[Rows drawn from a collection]
- - - - -

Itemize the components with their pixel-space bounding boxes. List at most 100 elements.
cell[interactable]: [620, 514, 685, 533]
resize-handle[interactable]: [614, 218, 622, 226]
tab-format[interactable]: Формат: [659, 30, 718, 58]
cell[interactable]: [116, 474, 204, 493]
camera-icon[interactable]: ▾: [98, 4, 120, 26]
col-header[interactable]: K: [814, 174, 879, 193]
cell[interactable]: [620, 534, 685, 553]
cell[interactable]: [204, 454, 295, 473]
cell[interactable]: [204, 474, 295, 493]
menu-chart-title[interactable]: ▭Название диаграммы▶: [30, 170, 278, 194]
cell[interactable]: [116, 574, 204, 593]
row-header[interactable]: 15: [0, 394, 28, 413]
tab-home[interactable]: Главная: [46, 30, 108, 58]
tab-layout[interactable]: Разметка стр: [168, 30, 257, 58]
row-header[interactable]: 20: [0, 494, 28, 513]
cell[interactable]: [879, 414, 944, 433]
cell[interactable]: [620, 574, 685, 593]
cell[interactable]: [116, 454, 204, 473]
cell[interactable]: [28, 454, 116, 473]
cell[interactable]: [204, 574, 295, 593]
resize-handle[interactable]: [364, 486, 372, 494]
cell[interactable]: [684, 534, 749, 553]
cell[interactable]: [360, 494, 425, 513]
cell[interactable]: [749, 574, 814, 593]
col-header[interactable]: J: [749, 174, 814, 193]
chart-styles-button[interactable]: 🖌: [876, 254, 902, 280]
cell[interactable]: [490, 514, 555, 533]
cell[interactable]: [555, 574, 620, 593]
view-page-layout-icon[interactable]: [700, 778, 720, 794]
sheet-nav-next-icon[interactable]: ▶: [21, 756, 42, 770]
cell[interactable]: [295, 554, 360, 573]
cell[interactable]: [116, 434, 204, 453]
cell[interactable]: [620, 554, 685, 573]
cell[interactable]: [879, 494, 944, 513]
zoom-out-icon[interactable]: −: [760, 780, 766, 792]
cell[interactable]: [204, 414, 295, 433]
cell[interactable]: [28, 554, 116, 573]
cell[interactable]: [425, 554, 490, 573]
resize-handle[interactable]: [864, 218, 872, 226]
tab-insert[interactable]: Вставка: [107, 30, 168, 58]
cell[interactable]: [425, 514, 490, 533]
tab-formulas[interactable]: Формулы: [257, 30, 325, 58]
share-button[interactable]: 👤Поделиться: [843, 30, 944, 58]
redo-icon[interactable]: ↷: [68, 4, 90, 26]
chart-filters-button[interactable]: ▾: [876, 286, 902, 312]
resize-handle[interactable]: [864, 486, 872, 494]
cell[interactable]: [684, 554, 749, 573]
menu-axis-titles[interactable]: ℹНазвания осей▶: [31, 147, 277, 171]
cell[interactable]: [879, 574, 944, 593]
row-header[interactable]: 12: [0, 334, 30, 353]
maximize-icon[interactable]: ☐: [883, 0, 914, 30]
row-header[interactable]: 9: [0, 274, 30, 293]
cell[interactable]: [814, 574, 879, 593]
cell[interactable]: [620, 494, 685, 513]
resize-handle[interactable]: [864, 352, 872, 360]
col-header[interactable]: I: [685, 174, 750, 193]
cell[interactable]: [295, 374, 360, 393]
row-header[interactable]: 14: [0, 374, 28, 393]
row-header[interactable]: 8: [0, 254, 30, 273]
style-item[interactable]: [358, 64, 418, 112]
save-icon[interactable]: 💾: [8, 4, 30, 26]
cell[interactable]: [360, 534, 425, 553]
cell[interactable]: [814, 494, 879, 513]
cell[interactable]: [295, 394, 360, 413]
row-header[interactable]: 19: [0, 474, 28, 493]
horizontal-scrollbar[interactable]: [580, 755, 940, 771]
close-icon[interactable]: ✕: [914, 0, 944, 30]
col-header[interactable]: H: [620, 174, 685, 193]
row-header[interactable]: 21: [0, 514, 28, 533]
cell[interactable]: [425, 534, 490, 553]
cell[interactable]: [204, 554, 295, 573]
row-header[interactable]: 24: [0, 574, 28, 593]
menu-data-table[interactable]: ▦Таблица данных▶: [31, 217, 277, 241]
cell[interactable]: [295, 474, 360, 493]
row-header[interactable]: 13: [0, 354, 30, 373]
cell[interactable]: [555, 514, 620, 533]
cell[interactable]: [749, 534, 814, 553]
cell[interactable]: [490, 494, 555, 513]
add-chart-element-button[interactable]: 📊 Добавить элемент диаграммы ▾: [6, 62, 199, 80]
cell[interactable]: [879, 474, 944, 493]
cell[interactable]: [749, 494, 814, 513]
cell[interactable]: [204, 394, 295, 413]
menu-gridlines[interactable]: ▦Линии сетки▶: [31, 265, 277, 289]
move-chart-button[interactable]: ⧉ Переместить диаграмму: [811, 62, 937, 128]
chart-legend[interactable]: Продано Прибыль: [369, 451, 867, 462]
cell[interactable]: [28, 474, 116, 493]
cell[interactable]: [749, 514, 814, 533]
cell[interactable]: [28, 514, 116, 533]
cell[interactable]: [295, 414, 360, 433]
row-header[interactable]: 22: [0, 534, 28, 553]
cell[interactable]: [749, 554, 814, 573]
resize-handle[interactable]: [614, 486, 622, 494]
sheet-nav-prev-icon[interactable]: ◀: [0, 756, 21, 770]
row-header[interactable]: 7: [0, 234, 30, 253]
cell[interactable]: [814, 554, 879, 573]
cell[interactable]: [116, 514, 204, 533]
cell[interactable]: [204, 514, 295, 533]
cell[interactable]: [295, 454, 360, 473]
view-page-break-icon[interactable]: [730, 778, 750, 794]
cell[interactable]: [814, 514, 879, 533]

- - - - -

Reproduce everything from the start of the rows down to the line containing "row-header[interactable]: 15: [0, 394, 28, 413]", substituting "column-header" for "col-header" and leaving all else unchanged.

Itemize the components with their pixel-space bounding boxes. List at most 100 elements.
cell[interactable]: [620, 514, 685, 533]
resize-handle[interactable]: [614, 218, 622, 226]
tab-format[interactable]: Формат: [659, 30, 718, 58]
cell[interactable]: [116, 474, 204, 493]
camera-icon[interactable]: ▾: [98, 4, 120, 26]
column-header[interactable]: K: [814, 174, 879, 193]
cell[interactable]: [620, 534, 685, 553]
cell[interactable]: [204, 454, 295, 473]
cell[interactable]: [204, 474, 295, 493]
menu-chart-title[interactable]: ▭Название диаграммы▶: [30, 170, 278, 194]
cell[interactable]: [116, 574, 204, 593]
row-header[interactable]: 15: [0, 394, 28, 413]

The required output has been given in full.